# DATA FOR THE TASK
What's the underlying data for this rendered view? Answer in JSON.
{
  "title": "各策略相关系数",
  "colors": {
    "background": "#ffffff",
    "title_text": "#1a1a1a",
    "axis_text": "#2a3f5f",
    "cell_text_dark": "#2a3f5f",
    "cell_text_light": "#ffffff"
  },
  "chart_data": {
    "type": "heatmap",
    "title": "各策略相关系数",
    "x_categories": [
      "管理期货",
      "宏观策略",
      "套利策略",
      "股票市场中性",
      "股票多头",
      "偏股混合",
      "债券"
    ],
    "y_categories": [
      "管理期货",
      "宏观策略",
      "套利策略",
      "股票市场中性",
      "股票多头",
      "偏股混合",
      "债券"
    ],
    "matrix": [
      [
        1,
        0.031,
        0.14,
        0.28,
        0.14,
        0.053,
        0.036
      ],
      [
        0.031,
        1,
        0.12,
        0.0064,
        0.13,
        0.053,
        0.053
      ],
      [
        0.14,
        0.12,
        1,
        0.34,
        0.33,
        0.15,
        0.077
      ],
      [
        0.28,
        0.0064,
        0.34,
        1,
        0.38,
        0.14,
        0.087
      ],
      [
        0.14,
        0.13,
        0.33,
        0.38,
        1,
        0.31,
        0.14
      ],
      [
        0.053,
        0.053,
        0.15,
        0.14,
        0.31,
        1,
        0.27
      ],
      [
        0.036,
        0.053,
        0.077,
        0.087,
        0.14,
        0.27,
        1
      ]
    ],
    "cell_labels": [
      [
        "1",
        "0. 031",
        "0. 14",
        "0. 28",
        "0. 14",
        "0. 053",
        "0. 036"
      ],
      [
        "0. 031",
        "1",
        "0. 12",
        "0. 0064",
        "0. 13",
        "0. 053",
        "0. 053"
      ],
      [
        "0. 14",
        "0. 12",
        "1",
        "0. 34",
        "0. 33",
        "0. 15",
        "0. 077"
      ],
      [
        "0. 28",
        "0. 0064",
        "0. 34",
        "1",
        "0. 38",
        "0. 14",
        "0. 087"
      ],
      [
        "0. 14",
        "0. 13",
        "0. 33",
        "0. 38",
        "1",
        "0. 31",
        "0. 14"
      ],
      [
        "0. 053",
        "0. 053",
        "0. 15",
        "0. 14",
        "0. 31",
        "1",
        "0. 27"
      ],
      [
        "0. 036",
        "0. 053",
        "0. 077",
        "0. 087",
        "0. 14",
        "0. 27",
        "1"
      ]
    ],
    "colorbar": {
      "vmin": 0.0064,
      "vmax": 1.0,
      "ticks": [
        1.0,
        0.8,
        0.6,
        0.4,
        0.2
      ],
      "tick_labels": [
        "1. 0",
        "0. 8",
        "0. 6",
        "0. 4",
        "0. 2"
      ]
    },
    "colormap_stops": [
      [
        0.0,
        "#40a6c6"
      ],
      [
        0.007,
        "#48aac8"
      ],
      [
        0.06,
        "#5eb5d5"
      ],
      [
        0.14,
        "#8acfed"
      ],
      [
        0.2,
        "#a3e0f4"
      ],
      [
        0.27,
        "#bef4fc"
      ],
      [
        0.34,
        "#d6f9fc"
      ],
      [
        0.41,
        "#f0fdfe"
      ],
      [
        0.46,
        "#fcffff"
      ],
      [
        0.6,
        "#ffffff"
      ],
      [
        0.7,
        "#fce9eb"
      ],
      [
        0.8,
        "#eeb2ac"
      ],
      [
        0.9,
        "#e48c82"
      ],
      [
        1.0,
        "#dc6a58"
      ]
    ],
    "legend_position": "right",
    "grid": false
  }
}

# WRITTEN PROBLEM
Write out the full set of records exactly as given.

# WRITTEN SOLUTION
What's the underlying data for this rendered view? Answer in JSON.
{
  "title": "各策略相关系数",
  "colors": {
    "background": "#ffffff",
    "title_text": "#1a1a1a",
    "axis_text": "#2a3f5f",
    "cell_text_dark": "#2a3f5f",
    "cell_text_light": "#ffffff"
  },
  "chart_data": {
    "type": "heatmap",
    "title": "各策略相关系数",
    "x_categories": [
      "管理期货",
      "宏观策略",
      "套利策略",
      "股票市场中性",
      "股票多头",
      "偏股混合",
      "债券"
    ],
    "y_categories": [
      "管理期货",
      "宏观策略",
      "套利策略",
      "股票市场中性",
      "股票多头",
      "偏股混合",
      "债券"
    ],
    "matrix": [
      [
        1,
        0.031,
        0.14,
        0.28,
        0.14,
        0.053,
        0.036
      ],
      [
        0.031,
        1,
        0.12,
        0.0064,
        0.13,
        0.053,
        0.053
      ],
      [
        0.14,
        0.12,
        1,
        0.34,
        0.33,
        0.15,
        0.077
      ],
      [
        0.28,
        0.0064,
        0.34,
        1,
        0.38,
        0.14,
        0.087
      ],
      [
        0.14,
        0.13,
        0.33,
        0.38,
        1,
        0.31,
        0.14
      ],
      [
        0.053,
        0.053,
        0.15,
        0.14,
        0.31,
        1,
        0.27
      ],
      [
        0.036,
        0.053,
        0.077,
        0.087,
        0.14,
        0.27,
        1
      ]
    ],
    "cell_labels": [
      [
        "1",
        "0. 031",
        "0. 14",
        "0. 28",
        "0. 14",
        "0. 053",
        "0. 036"
      ],
      [
        "0. 031",
        "1",
        "0. 12",
        "0. 0064",
        "0. 13",
        "0. 053",
        "0. 053"
      ],
      [
        "0. 14",
        "0. 12",
        "1",
        "0. 34",
        "0. 33",
        "0. 15",
        "0. 077"
      ],
      [
        "0. 28",
        "0. 0064",
        "0. 34",
        "1",
        "0. 38",
        "0. 14",
        "0. 087"
      ],
      [
        "0. 14",
        "0. 13",
        "0. 33",
        "0. 38",
        "1",
        "0. 31",
        "0. 14"
      ],
      [
        "0. 053",
        "0. 053",
        "0. 15",
        "0. 14",
        "0. 31",
        "1",
        "0. 27"
      ],
      [
        "0. 036",
        "0. 053",
        "0. 077",
        "0. 087",
        "0. 14",
        "0. 27",
        "1"
      ]
    ],
    "colorbar": {
      "vmin": 0.0064,
      "vmax": 1.0,
      "ticks": [
        1.0,
        0.8,
        0.6,
        0.4,
        0.2
      ],
      "tick_labels": [
        "1. 0",
        "0. 8",
        "0. 6",
        "0. 4",
        "0. 2"
      ]
    },
    "colormap_stops": [
      [
        0.0,
        "#40a6c6"
      ],
      [
        0.007,
        "#48aac8"
      ],
      [
        0.06,
        "#5eb5d5"
      ],
      [
        0.14,
        "#8acfed"
      ],
      [
        0.2,
        "#a3e0f4"
      ],
      [
        0.27,
        "#bef4fc"
      ],
      [
        0.34,
        "#d6f9fc"
      ],
      [
        0.41,
        "#f0fdfe"
      ],
      [
        0.46,
        "#fcffff"
      ],
      [
        0.6,
        "#ffffff"
      ],
      [
        0.7,
        "#fce9eb"
      ],
      [
        0.8,
        "#eeb2ac"
      ],
      [
        0.9,
        "#e48c82"
      ],
      [
        1.0,
        "#dc6a58"
      ]
    ],
    "legend_position": "right",
    "grid": false
  }
}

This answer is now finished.